=== Dataset extract ===
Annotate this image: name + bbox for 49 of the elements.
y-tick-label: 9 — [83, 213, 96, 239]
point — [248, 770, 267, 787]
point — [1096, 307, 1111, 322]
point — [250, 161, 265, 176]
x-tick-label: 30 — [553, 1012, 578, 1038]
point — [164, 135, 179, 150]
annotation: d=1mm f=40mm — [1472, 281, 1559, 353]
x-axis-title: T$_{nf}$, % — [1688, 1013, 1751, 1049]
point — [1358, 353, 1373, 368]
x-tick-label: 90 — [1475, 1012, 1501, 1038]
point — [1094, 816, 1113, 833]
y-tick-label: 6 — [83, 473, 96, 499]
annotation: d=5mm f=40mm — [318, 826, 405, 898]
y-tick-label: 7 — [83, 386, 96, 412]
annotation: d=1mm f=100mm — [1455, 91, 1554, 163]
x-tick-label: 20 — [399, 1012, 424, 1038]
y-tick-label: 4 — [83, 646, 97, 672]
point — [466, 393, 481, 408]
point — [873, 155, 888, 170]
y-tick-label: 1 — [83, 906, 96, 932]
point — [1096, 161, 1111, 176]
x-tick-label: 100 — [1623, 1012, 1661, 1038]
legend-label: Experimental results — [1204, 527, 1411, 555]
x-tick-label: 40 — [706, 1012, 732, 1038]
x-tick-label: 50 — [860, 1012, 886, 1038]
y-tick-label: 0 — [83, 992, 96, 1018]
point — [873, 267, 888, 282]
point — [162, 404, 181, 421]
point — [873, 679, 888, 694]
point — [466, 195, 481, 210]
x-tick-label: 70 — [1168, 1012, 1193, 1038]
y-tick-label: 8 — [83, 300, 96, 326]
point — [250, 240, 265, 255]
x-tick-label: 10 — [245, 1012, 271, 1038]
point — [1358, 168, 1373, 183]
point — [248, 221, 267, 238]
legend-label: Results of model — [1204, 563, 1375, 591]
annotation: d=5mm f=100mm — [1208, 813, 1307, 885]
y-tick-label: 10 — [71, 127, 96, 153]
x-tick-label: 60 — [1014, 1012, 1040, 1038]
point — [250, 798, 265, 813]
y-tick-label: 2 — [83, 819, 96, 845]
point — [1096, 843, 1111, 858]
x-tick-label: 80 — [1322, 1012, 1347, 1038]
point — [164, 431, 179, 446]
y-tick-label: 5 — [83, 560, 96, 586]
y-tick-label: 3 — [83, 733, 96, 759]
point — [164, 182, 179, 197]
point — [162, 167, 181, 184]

=== Stated task ===
Output the data above as a Markdown table with two columns, Row and Line. Number each line and leave out any blank lines.

=== Written response ===
| Row | Line |
|---|---|
| 1 | Annotate this image: name + bbox for 49 of the elements. |
| 2 | y-tick-label: 9 — [83, 213, 96, 239] |
| 3 | point — [248, 770, 267, 787] |
| 4 | point — [1096, 307, 1111, 322] |
| 5 | point — [250, 161, 265, 176] |
| 6 | x-tick-label: 30 — [553, 1012, 578, 1038] |
| 7 | point — [164, 135, 179, 150] |
| 8 | annotation: d=1mm f=40mm — [1472, 281, 1559, 353] |
| 9 | x-axis-title: T$_{nf}$, % — [1688, 1013, 1751, 1049] |
| 10 | point — [1358, 353, 1373, 368] |
| 11 | x-tick-label: 90 — [1475, 1012, 1501, 1038] |
| 12 | point — [1094, 816, 1113, 833] |
| 13 | y-tick-label: 6 — [83, 473, 96, 499] |
| 14 | annotation: d=5mm f=40mm — [318, 826, 405, 898] |
| 15 | y-tick-label: 7 — [83, 386, 96, 412] |
| 16 | annotation: d=1mm f=100mm — [1455, 91, 1554, 163] |
| 17 | x-tick-label: 20 — [399, 1012, 424, 1038] |
| 18 | y-tick-label: 4 — [83, 646, 97, 672] |
| 19 | point — [466, 393, 481, 408] |
| 20 | point — [873, 155, 888, 170] |
| 21 | y-tick-label: 1 — [83, 906, 96, 932] |
| 22 | point — [1096, 161, 1111, 176] |
| 23 | x-tick-label: 100 — [1623, 1012, 1661, 1038] |
| 24 | legend-label: Experimental results — [1204, 527, 1411, 555] |
| 25 | x-tick-label: 40 — [706, 1012, 732, 1038] |
| 26 | x-tick-label: 50 — [860, 1012, 886, 1038] |
| 27 | y-tick-label: 0 — [83, 992, 96, 1018] |
| 28 | point — [873, 267, 888, 282] |
| 29 | point — [162, 404, 181, 421] |
| 30 | point — [873, 679, 888, 694] |
| 31 | point — [466, 195, 481, 210] |
| 32 | x-tick-label: 70 — [1168, 1012, 1193, 1038] |
| 33 | y-tick-label: 8 — [83, 300, 96, 326] |
| 34 | point — [250, 240, 265, 255] |
| 35 | x-tick-label: 10 — [245, 1012, 271, 1038] |
| 36 | point — [1358, 168, 1373, 183] |
| 37 | point — [248, 221, 267, 238] |
| 38 | legend-label: Results of model — [1204, 563, 1375, 591] |
| 39 | annotation: d=5mm f=100mm — [1208, 813, 1307, 885] |
| 40 | y-tick-label: 10 — [71, 127, 96, 153] |
| 41 | x-tick-label: 60 — [1014, 1012, 1040, 1038] |
| 42 | point — [250, 798, 265, 813] |
| 43 | y-tick-label: 2 — [83, 819, 96, 845] |
| 44 | point — [1096, 843, 1111, 858] |
| 45 | x-tick-label: 80 — [1322, 1012, 1347, 1038] |
| 46 | point — [164, 431, 179, 446] |
| 47 | y-tick-label: 5 — [83, 560, 96, 586] |
| 48 | y-tick-label: 3 — [83, 733, 96, 759] |
| 49 | point — [164, 182, 179, 197] |
| 50 | point — [162, 167, 181, 184] |